**What needs to be done**
Copy each entry as it stands, leaving nothing out.

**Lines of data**

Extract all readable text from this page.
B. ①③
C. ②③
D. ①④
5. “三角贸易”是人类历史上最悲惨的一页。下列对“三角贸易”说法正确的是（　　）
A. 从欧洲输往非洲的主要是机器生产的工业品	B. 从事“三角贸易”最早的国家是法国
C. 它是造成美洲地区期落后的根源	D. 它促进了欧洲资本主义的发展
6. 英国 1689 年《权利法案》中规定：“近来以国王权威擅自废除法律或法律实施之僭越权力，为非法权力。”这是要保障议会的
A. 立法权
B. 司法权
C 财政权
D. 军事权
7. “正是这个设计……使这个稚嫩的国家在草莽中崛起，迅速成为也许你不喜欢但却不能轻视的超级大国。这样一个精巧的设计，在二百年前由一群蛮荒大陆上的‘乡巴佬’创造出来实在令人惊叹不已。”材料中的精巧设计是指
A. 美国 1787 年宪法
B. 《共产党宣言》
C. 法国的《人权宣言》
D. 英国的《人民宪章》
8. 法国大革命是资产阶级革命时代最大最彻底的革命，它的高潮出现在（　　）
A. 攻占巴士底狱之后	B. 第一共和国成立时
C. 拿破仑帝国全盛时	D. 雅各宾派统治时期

**Response for this exercise**
Extract all readable text from this page.
B. ①③
C. ②③
D. ①④
5. “三角贸易”是人类历史上最悲惨的一页。下列对“三角贸易”说法正确的是（　　）
A. 从欧洲输往非洲的主要是机器生产的工业品	B. 从事“三角贸易”最早的国家是法国
C. 它是造成美洲地区期落后的根源	D. 它促进了欧洲资本主义的发展
6. 英国 1689 年《权利法案》中规定：“近来以国王权威擅自废除法律或法律实施之僭越权力，为非法权力。”这是要保障议会的
A. 立法权
B. 司法权
C 财政权
D. 军事权
7. “正是这个设计……使这个稚嫩的国家在草莽中崛起，迅速成为也许你不喜欢但却不能轻视的超级大国。这样一个精巧的设计，在二百年前由一群蛮荒大陆上的‘乡巴佬’创造出来实在令人惊叹不已。”材料中的精巧设计是指
A. 美国 1787 年宪法
B. 《共产党宣言》
C. 法国的《人权宣言》
D. 英国的《人民宪章》
8. 法国大革命是资产阶级革命时代最大最彻底的革命，它的高潮出现在（　　）
A. 攻占巴士底狱之后	B. 第一共和国成立时
C. 拿破仑帝国全盛时	D. 雅各宾派统治时期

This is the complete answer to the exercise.